> **Your task**
Write out the records that appear below, verbatim and complete, but without pictures.
+++
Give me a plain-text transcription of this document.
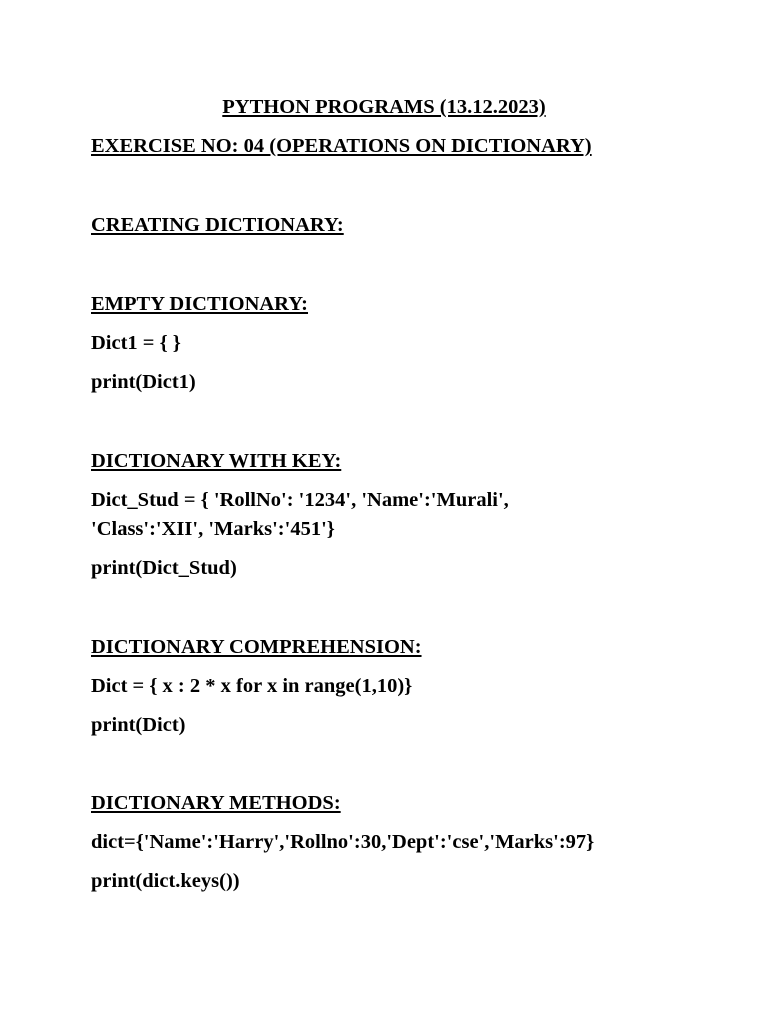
PYTHON PROGRAMS (13.12.2023)

EXERCISE NO: 04 (OPERATIONS ON DICTIONARY)

CREATING DICTIONARY:

EMPTY DICTIONARY:

Dict1 = { }

print(Dict1)

DICTIONARY WITH KEY:

Dict_Stud = { 'RollNo': '1234', 'Name':'Murali',

'Class':'XII', 'Marks':'451'}

print(Dict_Stud)

DICTIONARY COMPREHENSION:

Dict = { x : 2 * x for x in range(1,10)}

print(Dict)

DICTIONARY METHODS:

dict={'Name':'Harry','Rollno':30,'Dept':'cse','Marks':97}

print(dict.keys())
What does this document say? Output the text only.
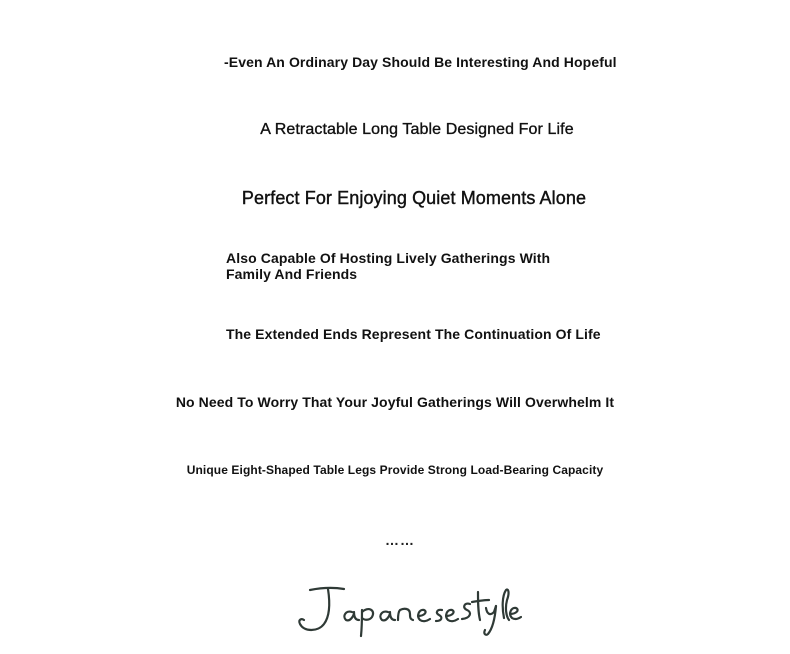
-Even An Ordinary Day Should Be Interesting And Hopeful

A Retractable Long Table Designed For Life

Perfect For Enjoying Quiet Moments Alone

Also Capable Of Hosting Lively Gatherings With Family And Friends

The Extended Ends Represent The Continuation Of Life

No Need To Worry That Your Joyful Gatherings Will Overwhelm It

Unique Eight-Shaped Table Legs Provide Strong Load-Bearing Capacity

……
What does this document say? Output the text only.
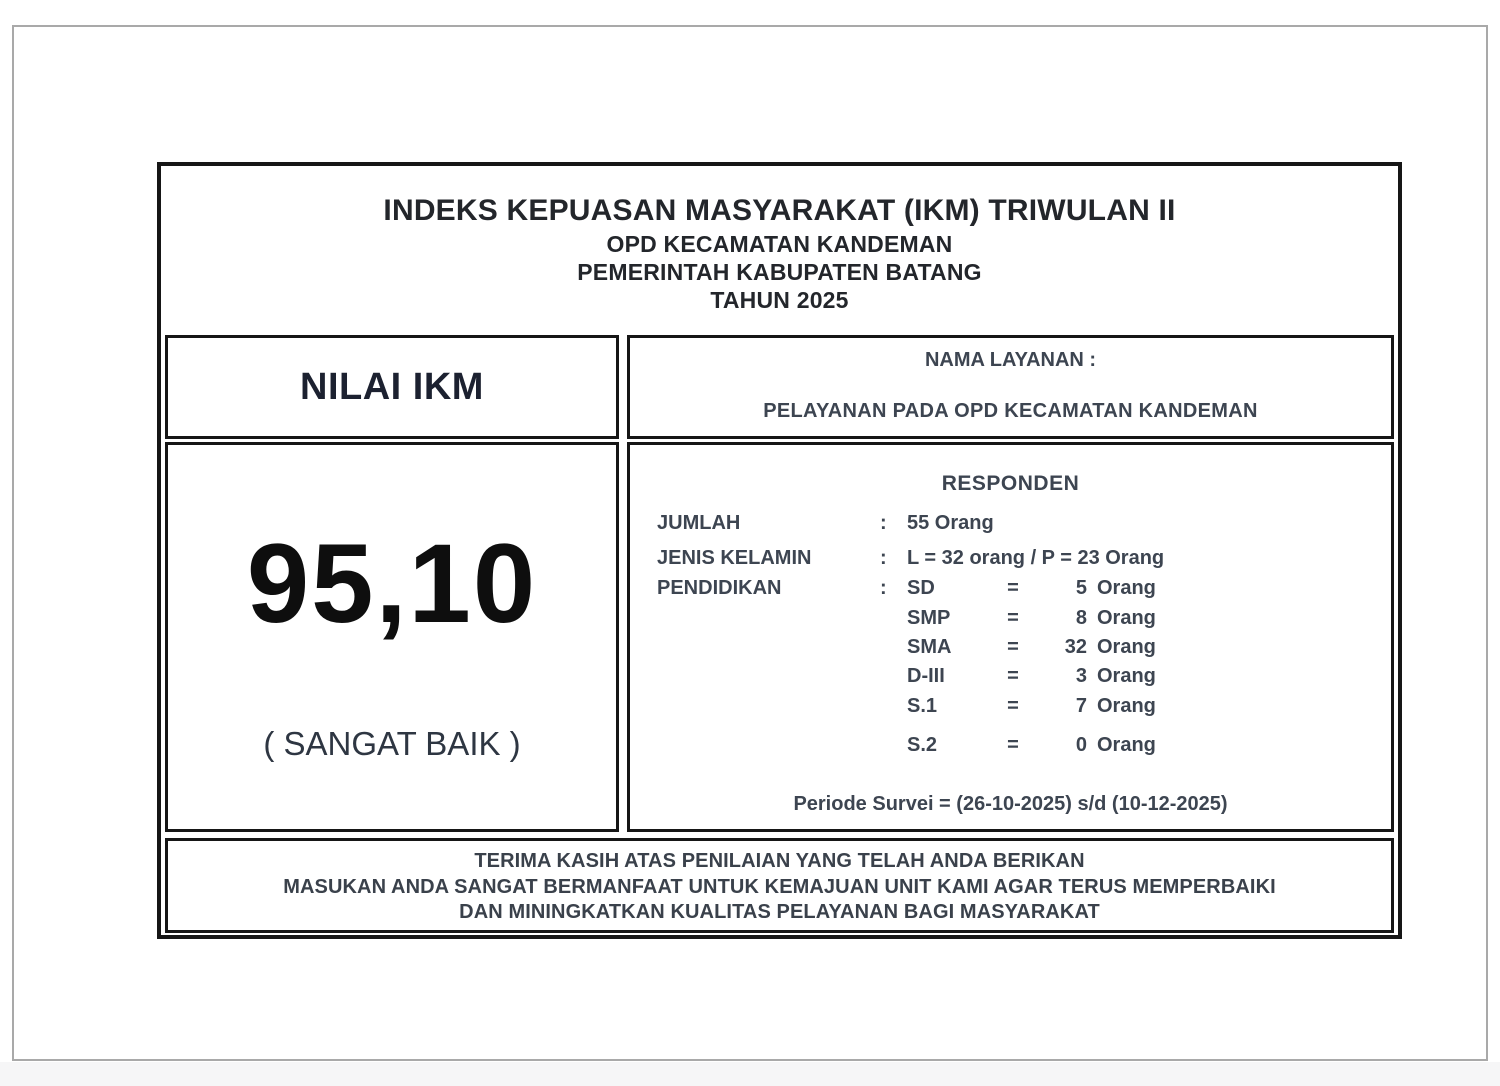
INDEKS KEPUASAN MASYARAKAT (IKM) TRIWULAN II
OPD KECAMATAN KANDEMAN
PEMERINTAH KABUPATEN BATANG
TAHUN 2025
NILAI IKM
95,10
( SANGAT BAIK )
NAMA LAYANAN :
PELAYANAN PADA OPD KECAMATAN KANDEMAN
RESPONDEN
JUMLAH	: 55 Orang
JENIS KELAMIN	: L = 32 orang / P = 23 Orang
PENDIDIKAN	: SD	=	5 Orang
SMP	=	8 Orang
SMA	=	32 Orang
D-III	=	3 Orang
S.1	=	7 Orang
S.2	=	0 Orang
Periode Survei = (26-10-2025) s/d (10-12-2025)
TERIMA KASIH ATAS PENILAIAN YANG TELAH ANDA BERIKAN
MASUKAN ANDA SANGAT BERMANFAAT UNTUK KEMAJUAN UNIT KAMI AGAR TERUS MEMPERBAIKI
DAN MININGKATKAN KUALITAS PELAYANAN BAGI MASYARAKAT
+++
> **Response for this exercise**
Give me a plain-text transcription of this document.
PYTHON PROGRAMS (13.12.2023)

EXERCISE NO: 04 (OPERATIONS ON DICTIONARY)

CREATING DICTIONARY:

EMPTY DICTIONARY:

Dict1 = { }

print(Dict1)

DICTIONARY WITH KEY:

Dict_Stud = { 'RollNo': '1234', 'Name':'Murali',

'Class':'XII', 'Marks':'451'}

print(Dict_Stud)

DICTIONARY COMPREHENSION:

Dict = { x : 2 * x for x in range(1,10)}

print(Dict)

DICTIONARY METHODS:

dict={'Name':'Harry','Rollno':30,'Dept':'cse','Marks':97}

print(dict.keys())
What does this document say? Output the text only.
-Even An Ordinary Day Should Be Interesting And Hopeful

A Retractable Long Table Designed For Life

Perfect For Enjoying Quiet Moments Alone

Also Capable Of Hosting Lively Gatherings With Family And Friends

The Extended Ends Represent The Continuation Of Life

No Need To Worry That Your Joyful Gatherings Will Overwhelm It

Unique Eight-Shaped Table Legs Provide Strong Load-Bearing Capacity

……
What does this document say? Output the text only.
INDEKS KEPUASAN MASYARAKAT (IKM) TRIWULAN II
OPD KECAMATAN KANDEMAN
PEMERINTAH KABUPATEN BATANG
TAHUN 2025
NILAI IKM
95,10
( SANGAT BAIK )
NAMA LAYANAN :
PELAYANAN PADA OPD KECAMATAN KANDEMAN
RESPONDEN
JUMLAH	: 55 Orang
JENIS KELAMIN	: L = 32 orang / P = 23 Orang
PENDIDIKAN	: SD	=	5 Orang
SMP	=	8 Orang
SMA	=	32 Orang
D-III	=	3 Orang
S.1	=	7 Orang
S.2	=	0 Orang
Periode Survei = (26-10-2025) s/d (10-12-2025)
TERIMA KASIH ATAS PENILAIAN YANG TELAH ANDA BERIKAN
MASUKAN ANDA SANGAT BERMANFAAT UNTUK KEMAJUAN UNIT KAMI AGAR TERUS MEMPERBAIKI
DAN MININGKATKAN KUALITAS PELAYANAN BAGI MASYARAKAT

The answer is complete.